Items from a dataset
begin

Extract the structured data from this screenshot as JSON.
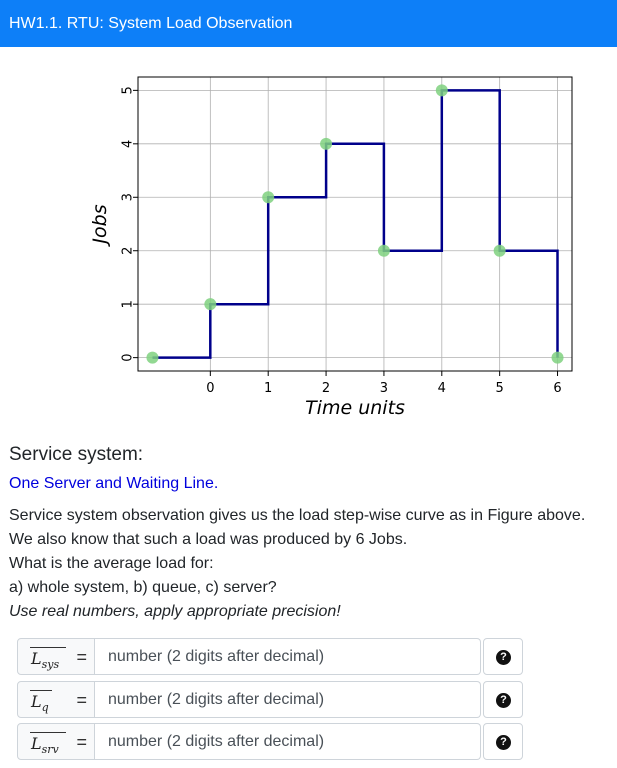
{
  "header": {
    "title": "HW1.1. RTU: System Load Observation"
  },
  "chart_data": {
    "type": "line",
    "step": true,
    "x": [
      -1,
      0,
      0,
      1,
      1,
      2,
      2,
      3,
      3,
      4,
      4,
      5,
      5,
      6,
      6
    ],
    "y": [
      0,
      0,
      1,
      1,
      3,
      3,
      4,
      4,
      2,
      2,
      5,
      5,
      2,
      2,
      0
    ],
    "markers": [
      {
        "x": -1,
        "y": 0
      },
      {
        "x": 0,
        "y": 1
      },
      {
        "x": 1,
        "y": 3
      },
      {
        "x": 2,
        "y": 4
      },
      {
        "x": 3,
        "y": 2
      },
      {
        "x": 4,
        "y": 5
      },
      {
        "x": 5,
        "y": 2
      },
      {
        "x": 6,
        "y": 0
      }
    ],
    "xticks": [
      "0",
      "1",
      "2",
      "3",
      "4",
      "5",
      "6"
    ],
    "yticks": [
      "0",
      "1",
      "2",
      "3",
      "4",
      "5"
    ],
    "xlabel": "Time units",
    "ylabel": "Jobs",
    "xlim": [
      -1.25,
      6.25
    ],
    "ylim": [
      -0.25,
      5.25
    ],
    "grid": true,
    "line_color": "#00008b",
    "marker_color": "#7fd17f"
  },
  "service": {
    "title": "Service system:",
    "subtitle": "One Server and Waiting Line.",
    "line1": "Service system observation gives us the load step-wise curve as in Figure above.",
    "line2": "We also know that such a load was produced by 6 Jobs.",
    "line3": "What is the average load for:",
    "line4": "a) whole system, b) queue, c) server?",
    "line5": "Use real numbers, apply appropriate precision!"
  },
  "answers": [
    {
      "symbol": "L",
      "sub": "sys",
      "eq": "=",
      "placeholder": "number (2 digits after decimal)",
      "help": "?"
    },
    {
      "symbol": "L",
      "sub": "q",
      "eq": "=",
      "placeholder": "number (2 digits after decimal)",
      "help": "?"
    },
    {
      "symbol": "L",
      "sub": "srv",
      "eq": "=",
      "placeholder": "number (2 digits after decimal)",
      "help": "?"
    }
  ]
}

end
begin

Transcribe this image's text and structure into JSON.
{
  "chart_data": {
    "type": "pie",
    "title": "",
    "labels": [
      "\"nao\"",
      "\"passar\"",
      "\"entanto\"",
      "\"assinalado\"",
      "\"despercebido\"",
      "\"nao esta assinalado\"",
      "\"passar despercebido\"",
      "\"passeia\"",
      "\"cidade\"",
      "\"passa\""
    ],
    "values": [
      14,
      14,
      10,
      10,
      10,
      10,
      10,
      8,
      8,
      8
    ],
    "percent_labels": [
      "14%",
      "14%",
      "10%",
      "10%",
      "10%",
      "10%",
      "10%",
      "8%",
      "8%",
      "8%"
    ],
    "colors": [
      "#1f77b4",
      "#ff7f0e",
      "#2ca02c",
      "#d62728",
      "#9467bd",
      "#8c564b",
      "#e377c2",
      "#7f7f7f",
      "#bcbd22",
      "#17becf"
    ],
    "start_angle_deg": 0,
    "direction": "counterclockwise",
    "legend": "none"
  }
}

end

What is expected: Gather each line in the data that holds the string "this".

Written answer:
Extract the structured data from this screenshot as JSON.
Transcribe this image's text and structure into JSON.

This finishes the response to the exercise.